### What is expected
Give the number of lines below that contain the word "ylabel", and nothing else.

### Supplied data
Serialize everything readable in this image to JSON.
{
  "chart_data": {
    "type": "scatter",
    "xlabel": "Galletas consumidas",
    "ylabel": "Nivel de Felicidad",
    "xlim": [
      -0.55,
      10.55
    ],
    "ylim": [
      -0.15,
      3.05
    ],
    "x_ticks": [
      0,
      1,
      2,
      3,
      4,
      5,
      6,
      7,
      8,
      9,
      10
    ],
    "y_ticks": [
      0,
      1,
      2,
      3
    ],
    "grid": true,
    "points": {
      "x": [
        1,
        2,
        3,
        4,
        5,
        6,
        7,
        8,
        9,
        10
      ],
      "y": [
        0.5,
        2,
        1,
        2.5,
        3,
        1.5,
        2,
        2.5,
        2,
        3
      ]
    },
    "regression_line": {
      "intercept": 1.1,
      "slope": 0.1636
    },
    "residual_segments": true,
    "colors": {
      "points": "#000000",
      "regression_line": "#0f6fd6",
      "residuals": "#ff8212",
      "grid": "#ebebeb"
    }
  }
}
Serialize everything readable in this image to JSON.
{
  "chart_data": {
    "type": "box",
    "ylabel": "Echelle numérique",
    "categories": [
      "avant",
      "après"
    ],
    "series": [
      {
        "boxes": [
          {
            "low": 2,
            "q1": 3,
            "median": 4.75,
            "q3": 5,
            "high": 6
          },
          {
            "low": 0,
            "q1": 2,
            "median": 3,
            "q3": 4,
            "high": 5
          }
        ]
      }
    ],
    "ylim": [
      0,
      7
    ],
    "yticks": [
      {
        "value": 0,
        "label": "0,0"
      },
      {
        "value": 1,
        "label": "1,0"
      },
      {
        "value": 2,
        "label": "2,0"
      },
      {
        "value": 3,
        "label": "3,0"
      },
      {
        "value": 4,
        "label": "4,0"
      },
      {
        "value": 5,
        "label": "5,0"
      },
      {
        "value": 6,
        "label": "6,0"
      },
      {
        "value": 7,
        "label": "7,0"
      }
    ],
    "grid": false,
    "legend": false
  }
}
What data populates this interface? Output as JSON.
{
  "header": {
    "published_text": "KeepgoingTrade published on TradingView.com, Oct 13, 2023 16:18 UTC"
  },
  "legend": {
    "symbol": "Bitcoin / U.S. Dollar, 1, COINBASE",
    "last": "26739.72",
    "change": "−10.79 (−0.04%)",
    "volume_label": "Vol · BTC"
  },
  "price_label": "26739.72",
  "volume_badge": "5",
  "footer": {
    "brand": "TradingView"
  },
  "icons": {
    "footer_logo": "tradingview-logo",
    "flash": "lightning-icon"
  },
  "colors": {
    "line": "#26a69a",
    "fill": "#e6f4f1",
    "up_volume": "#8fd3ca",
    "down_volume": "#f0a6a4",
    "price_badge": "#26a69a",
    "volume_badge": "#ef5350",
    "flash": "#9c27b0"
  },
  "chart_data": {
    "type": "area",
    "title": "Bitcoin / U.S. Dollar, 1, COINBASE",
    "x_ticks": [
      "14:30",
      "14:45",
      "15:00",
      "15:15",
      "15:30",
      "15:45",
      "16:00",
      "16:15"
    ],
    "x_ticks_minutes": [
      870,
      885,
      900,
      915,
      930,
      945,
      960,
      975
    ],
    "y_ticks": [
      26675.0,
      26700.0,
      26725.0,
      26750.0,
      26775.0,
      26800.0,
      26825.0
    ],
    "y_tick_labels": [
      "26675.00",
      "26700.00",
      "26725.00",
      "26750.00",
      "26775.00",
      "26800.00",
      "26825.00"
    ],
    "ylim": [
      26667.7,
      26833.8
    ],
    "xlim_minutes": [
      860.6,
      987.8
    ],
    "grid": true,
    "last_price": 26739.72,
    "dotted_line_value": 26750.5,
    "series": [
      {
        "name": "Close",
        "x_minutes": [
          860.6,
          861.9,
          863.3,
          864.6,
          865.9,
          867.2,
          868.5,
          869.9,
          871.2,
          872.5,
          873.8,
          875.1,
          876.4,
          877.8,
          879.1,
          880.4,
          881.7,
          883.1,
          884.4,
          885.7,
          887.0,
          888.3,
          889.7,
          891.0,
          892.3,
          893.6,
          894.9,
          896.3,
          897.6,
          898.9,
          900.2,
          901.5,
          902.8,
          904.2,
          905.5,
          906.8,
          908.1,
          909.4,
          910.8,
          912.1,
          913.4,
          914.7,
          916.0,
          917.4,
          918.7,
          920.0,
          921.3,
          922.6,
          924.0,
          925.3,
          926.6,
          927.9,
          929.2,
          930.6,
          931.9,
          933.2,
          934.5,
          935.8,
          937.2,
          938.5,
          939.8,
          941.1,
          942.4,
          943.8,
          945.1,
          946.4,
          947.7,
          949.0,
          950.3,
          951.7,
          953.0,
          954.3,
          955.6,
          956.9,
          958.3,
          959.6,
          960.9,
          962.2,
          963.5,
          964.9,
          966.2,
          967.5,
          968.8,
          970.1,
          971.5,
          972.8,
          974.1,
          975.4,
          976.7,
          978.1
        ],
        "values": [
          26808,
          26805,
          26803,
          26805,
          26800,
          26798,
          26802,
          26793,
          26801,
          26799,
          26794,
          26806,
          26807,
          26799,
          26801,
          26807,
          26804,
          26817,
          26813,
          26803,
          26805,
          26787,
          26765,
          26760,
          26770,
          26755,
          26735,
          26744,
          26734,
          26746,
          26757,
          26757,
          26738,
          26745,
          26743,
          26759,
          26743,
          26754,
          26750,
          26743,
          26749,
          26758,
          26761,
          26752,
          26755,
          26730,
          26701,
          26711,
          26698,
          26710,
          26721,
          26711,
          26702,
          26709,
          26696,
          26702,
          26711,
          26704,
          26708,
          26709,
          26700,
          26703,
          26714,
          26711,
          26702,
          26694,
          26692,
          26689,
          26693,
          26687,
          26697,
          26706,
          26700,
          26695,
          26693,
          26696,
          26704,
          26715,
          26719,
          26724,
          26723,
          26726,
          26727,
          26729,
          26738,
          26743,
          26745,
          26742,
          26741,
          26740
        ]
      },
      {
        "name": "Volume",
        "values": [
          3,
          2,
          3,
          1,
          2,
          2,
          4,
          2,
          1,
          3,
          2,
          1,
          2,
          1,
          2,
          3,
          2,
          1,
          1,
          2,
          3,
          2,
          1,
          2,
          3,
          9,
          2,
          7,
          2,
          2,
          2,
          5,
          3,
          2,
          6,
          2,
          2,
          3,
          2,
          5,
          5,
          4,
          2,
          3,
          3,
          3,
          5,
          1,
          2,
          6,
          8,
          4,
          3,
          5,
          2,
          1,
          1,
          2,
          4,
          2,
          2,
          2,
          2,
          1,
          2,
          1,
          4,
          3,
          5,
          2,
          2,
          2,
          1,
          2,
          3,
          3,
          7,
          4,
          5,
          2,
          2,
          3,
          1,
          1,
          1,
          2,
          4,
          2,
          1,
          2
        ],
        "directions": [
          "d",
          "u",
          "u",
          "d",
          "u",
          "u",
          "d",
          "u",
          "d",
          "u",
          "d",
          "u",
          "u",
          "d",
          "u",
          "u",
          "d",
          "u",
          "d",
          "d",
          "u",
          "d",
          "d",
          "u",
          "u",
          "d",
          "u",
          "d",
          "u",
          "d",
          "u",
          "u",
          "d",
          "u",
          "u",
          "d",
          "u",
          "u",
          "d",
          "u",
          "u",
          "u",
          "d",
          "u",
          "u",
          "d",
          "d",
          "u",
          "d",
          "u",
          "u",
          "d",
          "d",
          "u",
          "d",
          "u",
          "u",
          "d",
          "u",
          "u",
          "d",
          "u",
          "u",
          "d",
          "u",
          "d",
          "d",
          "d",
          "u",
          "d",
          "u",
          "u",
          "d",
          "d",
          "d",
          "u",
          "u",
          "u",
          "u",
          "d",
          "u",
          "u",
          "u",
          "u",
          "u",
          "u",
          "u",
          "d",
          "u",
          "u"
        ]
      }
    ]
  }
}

### Exercise response
2